[Dataset items]
▶
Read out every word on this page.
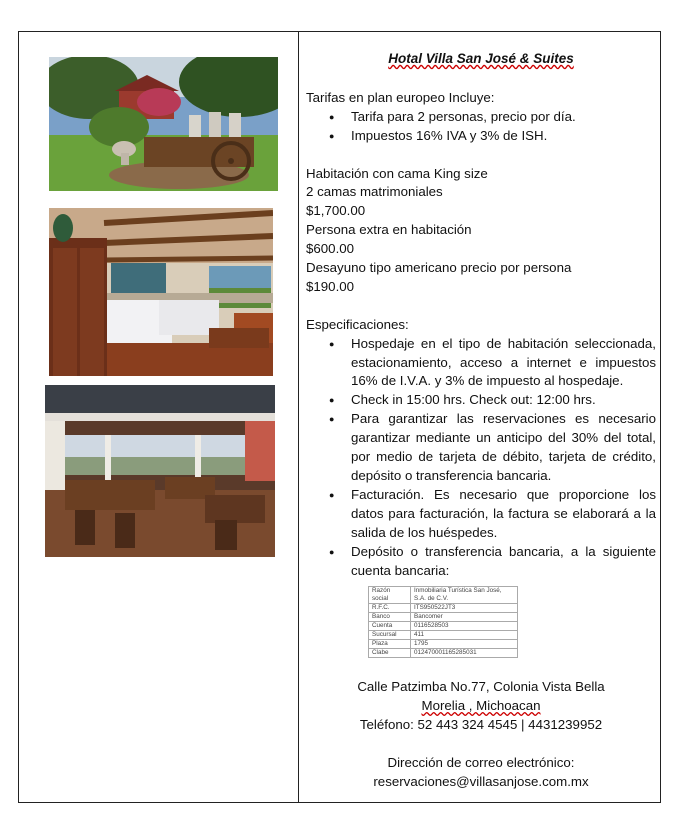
Hotal Villa San José & Suites

Tarifas en plan europeo Incluye:

● Tarifa para 2 personas, precio por día.
● Impuestos 16% IVA y 3% de ISH.

Habitación con cama King size

2 camas matrimoniales

$1,700.00

Persona extra en habitación

$600.00

Desayuno tipo americano precio por persona

$190.00

Especificaciones:

● Hospedaje en el tipo de habitación seleccionada, estacionamiento, acceso a internet e impuestos 16% de I.V.A. y 3% de impuesto al hospedaje.
● Check in 15:00 hrs. Check out: 12:00 hrs.
● Para garantizar las reservaciones es necesario garantizar mediante un anticipo del 30% del total, por medio de tarjeta de débito, tarjeta de crédito, depósito o transferencia bancaria.
● Facturación. Es necesario que proporcione los datos para facturación, la factura se elaborará a la salida de los huéspedes.
● Depósito o transferencia bancaria, a la siguiente cuenta bancaria:
Razón social	Inmobiliaria Turística San José, S.A. de C.V.
R.F.C.	ITS950522JT3
Banco	Bancomer
Cuenta	0116528503
Sucursal	411
Plaza	1795
Clabe	012470001165285031

Calle Patzimba No.77, Colonia Vista Bella

Morelia , Michoacan

Teléfono: 52 443 324 4545 | 4431239952

Dirección de correo electrónico:

reservaciones@villasanjose.com.mx
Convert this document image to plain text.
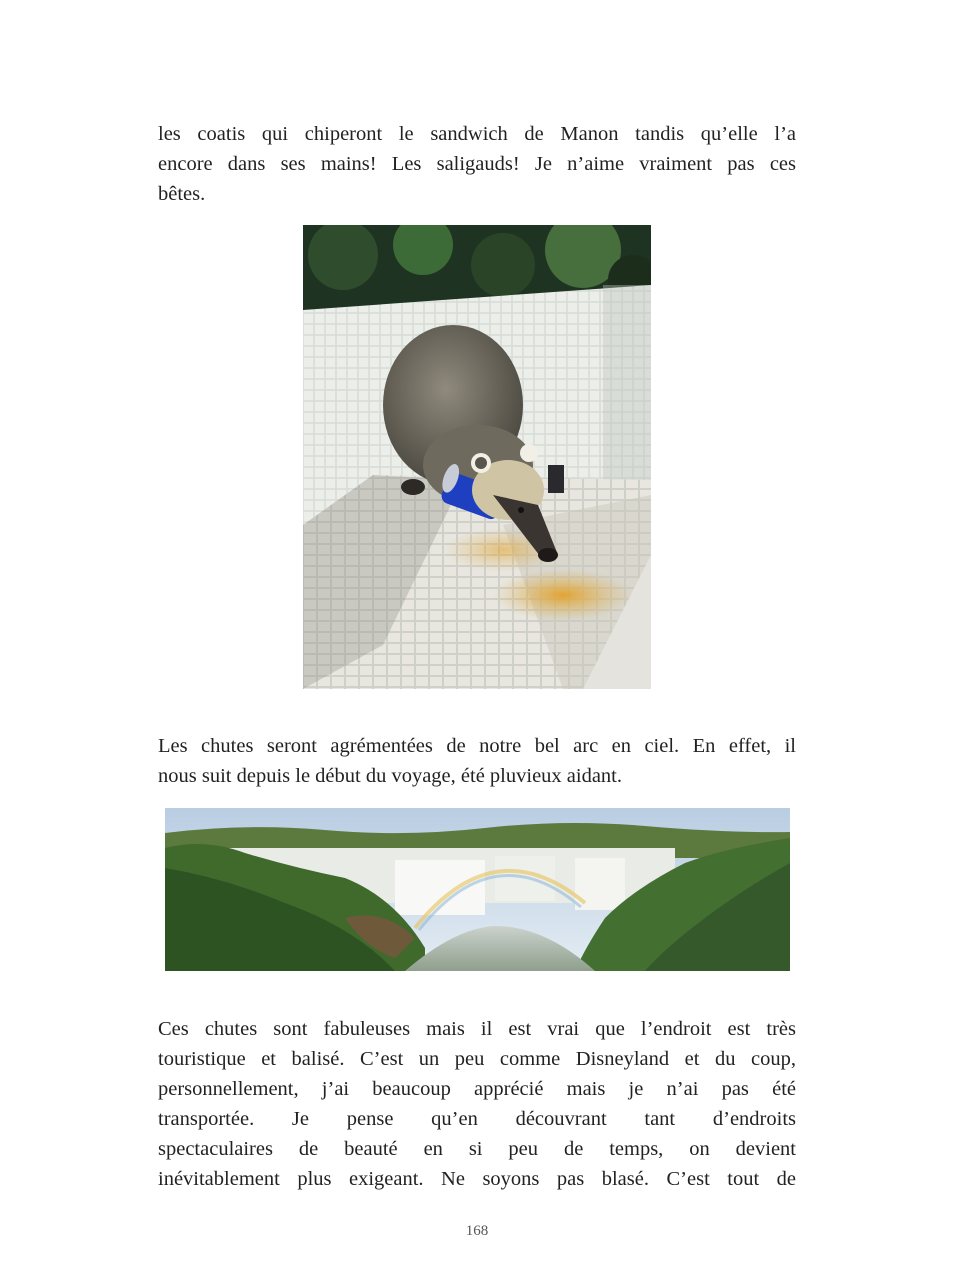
les coatis qui chiperont le sandwich de Manon tandis qu’elle l’a
encore dans ses mains! Les saligauds! Je n’aime vraiment pas ces
bêtes.

Les chutes seront agrémentées de notre bel arc en ciel. En effet, il
nous suit depuis le début du voyage, été pluvieux aidant.

Ces chutes sont fabuleuses mais il est vrai que l’endroit est très
touristique et balisé. C’est un peu comme Disneyland et du coup,
personnellement, j’ai beaucoup apprécié mais je n’ai pas été
transportée. Je pense qu’en découvrant tant d’endroits
spectaculaires de beauté en si peu de temps, on devient
inévitablement plus exigeant. Ne soyons pas blasé. C’est tout de

168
◀
* What is being asked
Which lines contain "mais"? Copy each of them.

* The answer
Ces chutes sont fabuleuses mais il est vrai que l’endroit est très
personnellement, j’ai beaucoup apprécié mais je n’ai pas été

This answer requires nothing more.